▸ **The exercise**:
Leaving the pictures aside, transcribe every line below exactly.

▸ **The records**:
++++++++++++++++++++

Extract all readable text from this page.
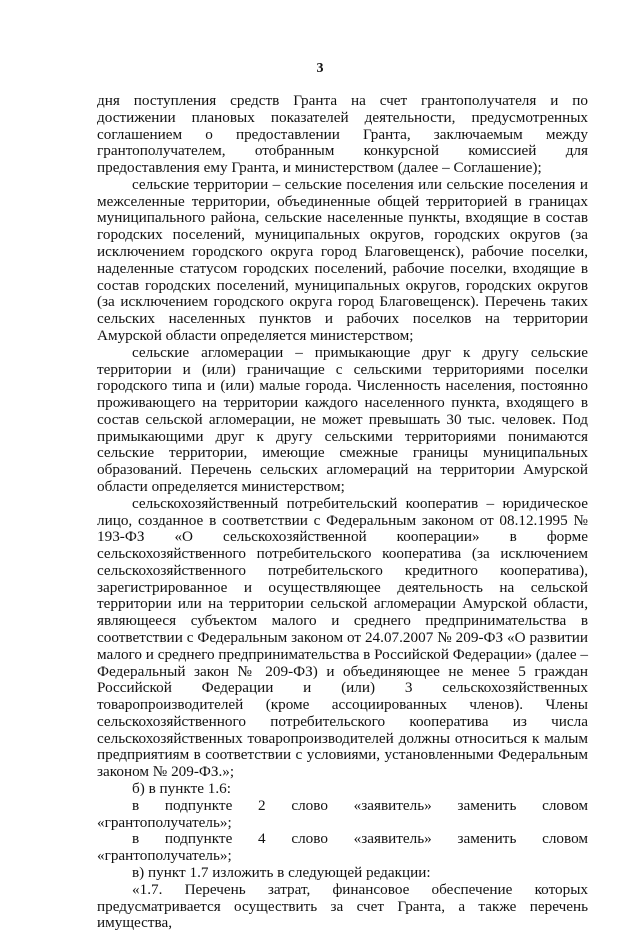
3

дня поступления средств Гранта на счет грантополучателя и по достижении плановых показателей деятельности, предусмотренных соглашением о предоставлении Гранта, заключаемым между грантополучателем, отобранным конкурсной комиссией для предоставления ему Гранта, и министерством (далее – Соглашение);

сельские территории – сельские поселения или сельские поселения и межселенные территории, объединенные общей территорией в границах муниципального района, сельские населенные пункты, входящие в состав городских поселений, муниципальных округов, городских округов (за исключением городского округа город Благовещенск), рабочие поселки, наделенные статусом городских поселений, рабочие поселки, входящие в состав городских поселений, муниципальных округов, городских округов (за исключением городского округа город Благовещенск). Перечень таких сельских населенных пунктов и рабочих поселков на территории Амурской области определяется министерством;

сельские агломерации – примыкающие друг к другу сельские территории и (или) граничащие с сельскими территориями поселки городского типа и (или) малые города. Численность населения, постоянно проживающего на территории каждого населенного пункта, входящего в состав сельской агломерации, не может превышать 30 тыс. человек. Под примыкающими друг к другу сельскими территориями понимаются сельские территории, имеющие смежные границы муниципальных образований. Перечень сельских агломераций на территории Амурской области определяется министерством;

сельскохозяйственный потребительский кооператив – юридическое лицо, созданное в соответствии с Федеральным законом от 08.12.1995 № 193-ФЗ «О сельскохозяйственной кооперации» в форме сельскохозяйственного потребительского кооператива (за исключением сельскохозяйственного потребительского кредитного кооператива), зарегистрированное и осуществляющее деятельность на сельской территории или на территории сельской агломерации Амурской области, являющееся субъектом малого и среднего предпринимательства в соответствии с Федеральным законом от 24.07.2007 № 209-ФЗ «О развитии малого и среднего предпринимательства в Российской Федерации» (далее – Федеральный закон № 209-ФЗ) и объединяющее не менее 5 граждан Российской Федерации и (или) 3 сельскохозяйственных товаропроизводителей (кроме ассоциированных членов). Члены сельскохозяйственного потребительского кооператива из числа сельскохозяйственных товаропроизводителей должны относиться к малым предприятиям в соответствии с условиями, установленными Федеральным законом № 209-ФЗ.»;

б) в пункте 1.6:

в подпункте 2 слово «заявитель» заменить словом «грантополучатель»;

в подпункте 4 слово «заявитель» заменить словом «грантополучатель»;

в) пункт 1.7 изложить в следующей редакции:

«1.7. Перечень затрат, финансовое обеспечение которых предусматривается осуществить за счет Гранта, а также перечень имущества,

++++++++++++++++++++

▸ **Result**:
Extract all readable text from this page.
3

дня поступления средств Гранта на счет грантополучателя и по достижении плановых показателей деятельности, предусмотренных соглашением о предоставлении Гранта, заключаемым между грантополучателем, отобранным конкурсной комиссией для предоставления ему Гранта, и министерством (далее – Соглашение);

сельские территории – сельские поселения или сельские поселения и межселенные территории, объединенные общей территорией в границах муниципального района, сельские населенные пункты, входящие в состав городских поселений, муниципальных округов, городских округов (за исключением городского округа город Благовещенск), рабочие поселки, наделенные статусом городских поселений, рабочие поселки, входящие в состав городских поселений, муниципальных округов, городских округов (за исключением городского округа город Благовещенск). Перечень таких сельских населенных пунктов и рабочих поселков на территории Амурской области определяется министерством;

сельские агломерации – примыкающие друг к другу сельские территории и (или) граничащие с сельскими территориями поселки городского типа и (или) малые города. Численность населения, постоянно проживающего на территории каждого населенного пункта, входящего в состав сельской агломерации, не может превышать 30 тыс. человек. Под примыкающими друг к другу сельскими территориями понимаются сельские территории, имеющие смежные границы муниципальных образований. Перечень сельских агломераций на территории Амурской области определяется министерством;

сельскохозяйственный потребительский кооператив – юридическое лицо, созданное в соответствии с Федеральным законом от 08.12.1995 № 193-ФЗ «О сельскохозяйственной кооперации» в форме сельскохозяйственного потребительского кооператива (за исключением сельскохозяйственного потребительского кредитного кооператива), зарегистрированное и осуществляющее деятельность на сельской территории или на территории сельской агломерации Амурской области, являющееся субъектом малого и среднего предпринимательства в соответствии с Федеральным законом от 24.07.2007 № 209-ФЗ «О развитии малого и среднего предпринимательства в Российской Федерации» (далее – Федеральный закон № 209-ФЗ) и объединяющее не менее 5 граждан Российской Федерации и (или) 3 сельскохозяйственных товаропроизводителей (кроме ассоциированных членов). Члены сельскохозяйственного потребительского кооператива из числа сельскохозяйственных товаропроизводителей должны относиться к малым предприятиям в соответствии с условиями, установленными Федеральным законом № 209-ФЗ.»;

б) в пункте 1.6:

в подпункте 2 слово «заявитель» заменить словом «грантополучатель»;

в подпункте 4 слово «заявитель» заменить словом «грантополучатель»;

в) пункт 1.7 изложить в следующей редакции:

«1.7. Перечень затрат, финансовое обеспечение которых предусматривается осуществить за счет Гранта, а также перечень имущества,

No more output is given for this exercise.